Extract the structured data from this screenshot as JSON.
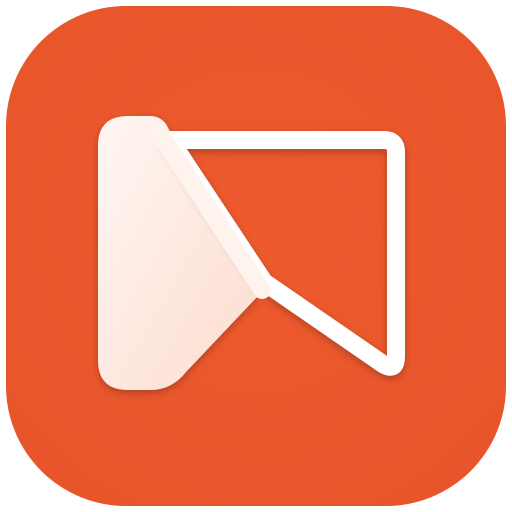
{
  "icon": {
    "name": "app-logo-icon",
    "colors": {
      "background": "#ED5A2E",
      "background_edge": "#E8552A",
      "glyph_fill_light": "#FFF6F2",
      "glyph_fill_mid": "#FCDCCF",
      "glyph_outline": "#FFFFFF"
    }
  }
}
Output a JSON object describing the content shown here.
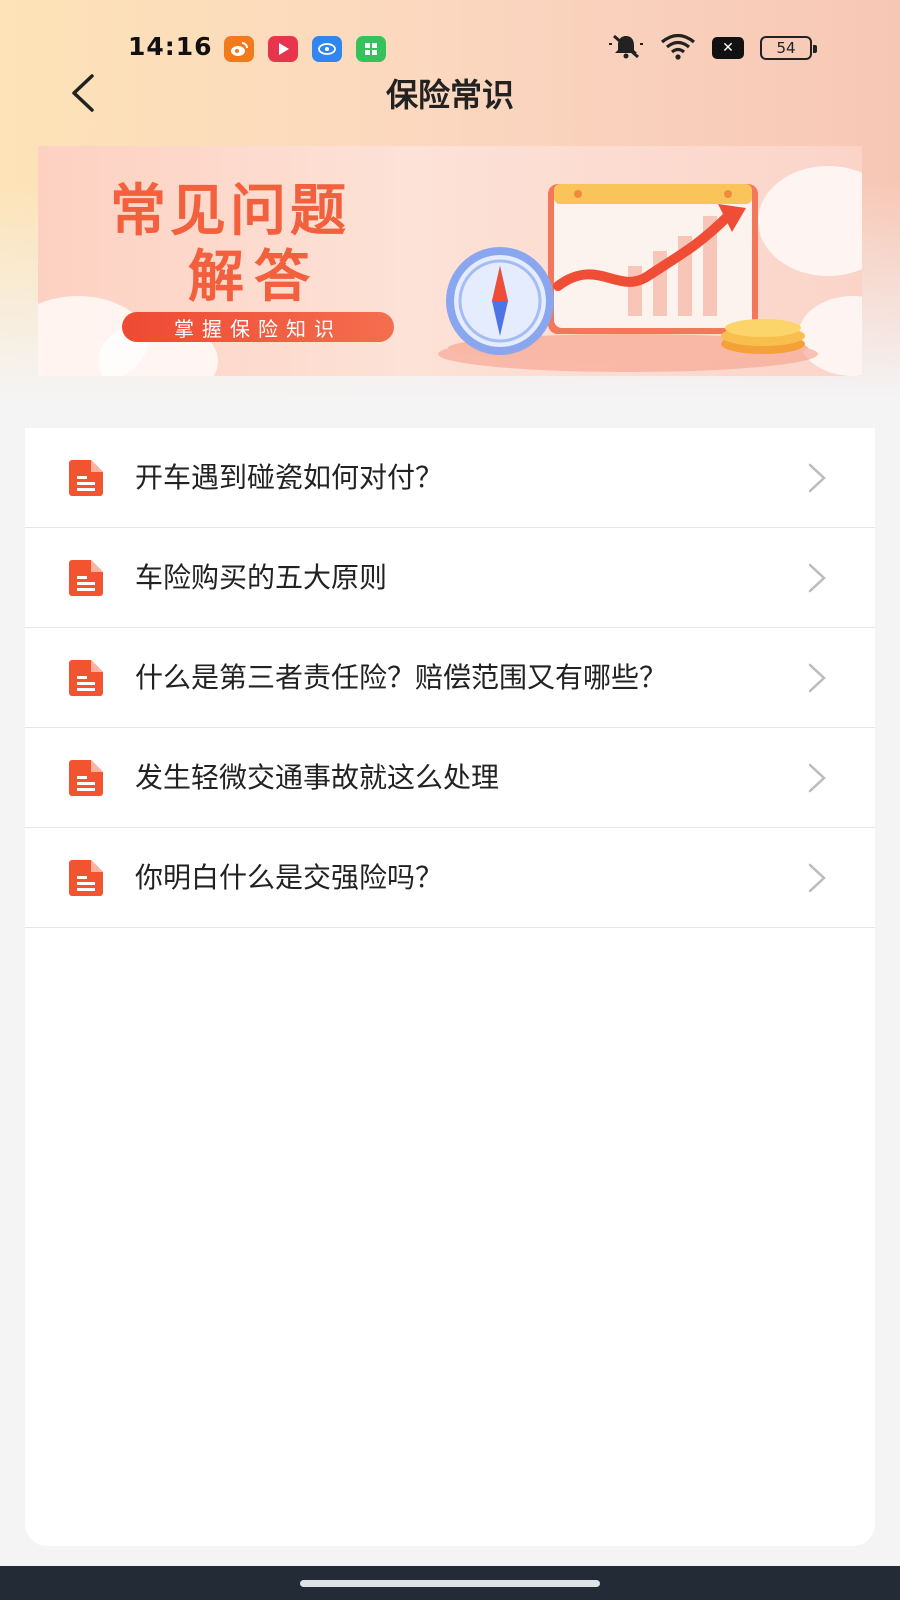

# # # # # # #

== Brief ==
Each entry gets copied exactly; the pictures stay out.

== Written answer ==
Extract the structured data from this screenshot as JSON.
{
  "icon": {
    "name": "app-logo-icon",
    "colors": {
      "background": "#ED5A2E",
      "background_edge": "#E8552A",
      "glyph_fill_light": "#FFF6F2",
      "glyph_fill_mid": "#FCDCCF",
      "glyph_outline": "#FFFFFF"
    }
  }
}
Output a JSON object describing the content shown here.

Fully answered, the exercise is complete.